## What to produce
In the entries below, identify every line with the string "this" and copy it.

···

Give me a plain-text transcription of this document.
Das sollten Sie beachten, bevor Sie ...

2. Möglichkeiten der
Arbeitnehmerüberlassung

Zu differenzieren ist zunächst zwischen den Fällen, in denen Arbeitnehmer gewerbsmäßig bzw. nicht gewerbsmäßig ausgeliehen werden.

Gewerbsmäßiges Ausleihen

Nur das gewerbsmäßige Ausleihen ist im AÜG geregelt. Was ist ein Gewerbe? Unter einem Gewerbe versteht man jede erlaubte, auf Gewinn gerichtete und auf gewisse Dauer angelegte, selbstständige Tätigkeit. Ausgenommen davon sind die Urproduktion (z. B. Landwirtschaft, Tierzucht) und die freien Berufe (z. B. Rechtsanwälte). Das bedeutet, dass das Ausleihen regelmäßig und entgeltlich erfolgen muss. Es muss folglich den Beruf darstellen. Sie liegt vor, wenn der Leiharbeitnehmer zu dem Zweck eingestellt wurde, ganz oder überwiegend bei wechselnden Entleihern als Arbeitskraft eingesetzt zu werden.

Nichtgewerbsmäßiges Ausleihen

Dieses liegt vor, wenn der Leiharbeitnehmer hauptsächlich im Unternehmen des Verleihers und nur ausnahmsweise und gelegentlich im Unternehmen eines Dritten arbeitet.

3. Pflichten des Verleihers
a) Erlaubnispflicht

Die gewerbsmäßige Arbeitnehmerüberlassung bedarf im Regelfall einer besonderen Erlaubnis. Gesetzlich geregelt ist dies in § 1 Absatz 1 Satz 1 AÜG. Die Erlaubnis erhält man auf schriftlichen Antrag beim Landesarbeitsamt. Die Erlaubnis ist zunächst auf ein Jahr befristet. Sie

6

···

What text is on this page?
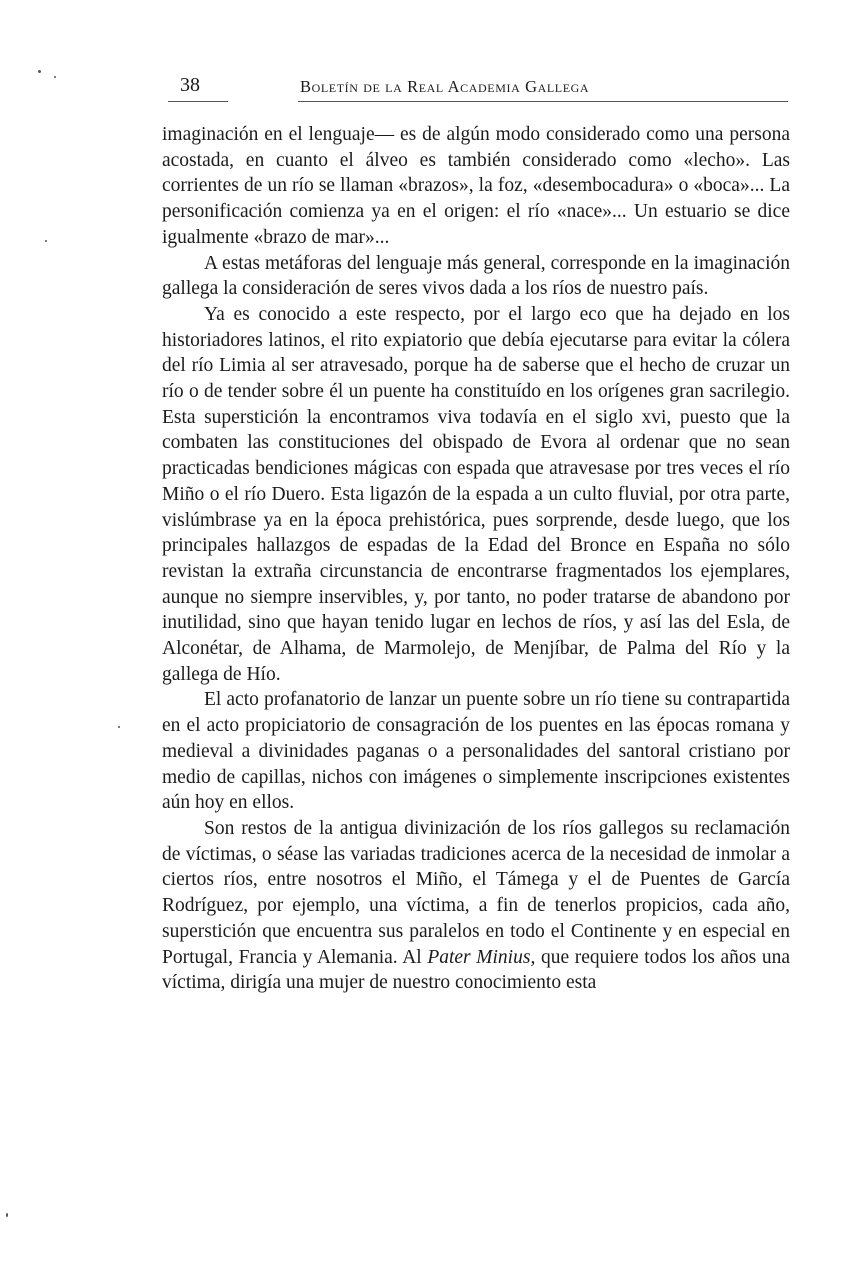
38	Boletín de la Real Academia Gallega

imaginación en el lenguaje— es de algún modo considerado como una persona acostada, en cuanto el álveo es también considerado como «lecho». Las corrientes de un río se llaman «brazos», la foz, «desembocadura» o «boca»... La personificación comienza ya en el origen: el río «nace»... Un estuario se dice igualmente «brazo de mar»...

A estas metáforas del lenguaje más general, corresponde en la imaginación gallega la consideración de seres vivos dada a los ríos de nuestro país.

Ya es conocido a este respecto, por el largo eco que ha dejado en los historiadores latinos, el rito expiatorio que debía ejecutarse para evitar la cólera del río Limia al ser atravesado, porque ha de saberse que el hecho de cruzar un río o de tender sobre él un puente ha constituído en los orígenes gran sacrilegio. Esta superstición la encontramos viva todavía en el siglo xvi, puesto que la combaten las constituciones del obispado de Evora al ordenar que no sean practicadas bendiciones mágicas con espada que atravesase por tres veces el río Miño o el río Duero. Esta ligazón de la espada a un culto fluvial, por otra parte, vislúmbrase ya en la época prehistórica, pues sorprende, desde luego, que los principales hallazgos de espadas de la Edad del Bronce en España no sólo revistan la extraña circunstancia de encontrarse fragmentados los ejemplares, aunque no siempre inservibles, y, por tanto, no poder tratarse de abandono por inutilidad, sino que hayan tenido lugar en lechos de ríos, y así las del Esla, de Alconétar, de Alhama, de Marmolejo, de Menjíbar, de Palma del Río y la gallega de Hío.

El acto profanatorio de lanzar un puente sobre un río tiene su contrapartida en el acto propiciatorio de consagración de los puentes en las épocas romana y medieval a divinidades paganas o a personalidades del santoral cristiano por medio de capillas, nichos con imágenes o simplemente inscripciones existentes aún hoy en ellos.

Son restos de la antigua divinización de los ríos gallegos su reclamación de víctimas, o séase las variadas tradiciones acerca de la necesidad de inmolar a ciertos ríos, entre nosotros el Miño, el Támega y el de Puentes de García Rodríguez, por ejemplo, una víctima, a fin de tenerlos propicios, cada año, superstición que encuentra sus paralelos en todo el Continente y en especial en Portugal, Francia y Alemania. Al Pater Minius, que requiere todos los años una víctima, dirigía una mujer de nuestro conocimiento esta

···

## Response box
Give me a plain-text transcription of this document.
What text is on this page?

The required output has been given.